WHAT IS REQUIRED: The listing below should be copied in full, word for word.

MATERIALS PROVIDED:

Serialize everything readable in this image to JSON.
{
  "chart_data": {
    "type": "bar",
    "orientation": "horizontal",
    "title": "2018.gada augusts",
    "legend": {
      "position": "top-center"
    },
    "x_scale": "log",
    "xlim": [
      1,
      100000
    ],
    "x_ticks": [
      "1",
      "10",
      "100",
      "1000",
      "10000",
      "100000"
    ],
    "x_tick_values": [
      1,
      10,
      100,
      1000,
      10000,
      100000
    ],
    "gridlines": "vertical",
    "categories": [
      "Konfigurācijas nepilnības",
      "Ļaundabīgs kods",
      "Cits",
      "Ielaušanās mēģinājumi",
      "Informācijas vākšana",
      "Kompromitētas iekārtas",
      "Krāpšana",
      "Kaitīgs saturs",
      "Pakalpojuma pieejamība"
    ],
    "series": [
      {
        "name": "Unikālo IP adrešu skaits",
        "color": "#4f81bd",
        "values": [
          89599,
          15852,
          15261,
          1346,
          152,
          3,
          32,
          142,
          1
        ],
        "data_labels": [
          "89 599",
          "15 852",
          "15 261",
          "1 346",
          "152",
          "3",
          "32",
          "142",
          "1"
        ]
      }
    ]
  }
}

COMPLETE RESPONSE:
Serialize everything readable in this image to JSON.
{
  "chart_data": {
    "type": "bar",
    "orientation": "horizontal",
    "title": "2018.gada augusts",
    "legend": {
      "position": "top-center"
    },
    "x_scale": "log",
    "xlim": [
      1,
      100000
    ],
    "x_ticks": [
      "1",
      "10",
      "100",
      "1000",
      "10000",
      "100000"
    ],
    "x_tick_values": [
      1,
      10,
      100,
      1000,
      10000,
      100000
    ],
    "gridlines": "vertical",
    "categories": [
      "Konfigurācijas nepilnības",
      "Ļaundabīgs kods",
      "Cits",
      "Ielaušanās mēģinājumi",
      "Informācijas vākšana",
      "Kompromitētas iekārtas",
      "Krāpšana",
      "Kaitīgs saturs",
      "Pakalpojuma pieejamība"
    ],
    "series": [
      {
        "name": "Unikālo IP adrešu skaits",
        "color": "#4f81bd",
        "values": [
          89599,
          15852,
          15261,
          1346,
          152,
          3,
          32,
          142,
          1
        ],
        "data_labels": [
          "89 599",
          "15 852",
          "15 261",
          "1 346",
          "152",
          "3",
          "32",
          "142",
          "1"
        ]
      }
    ]
  }
}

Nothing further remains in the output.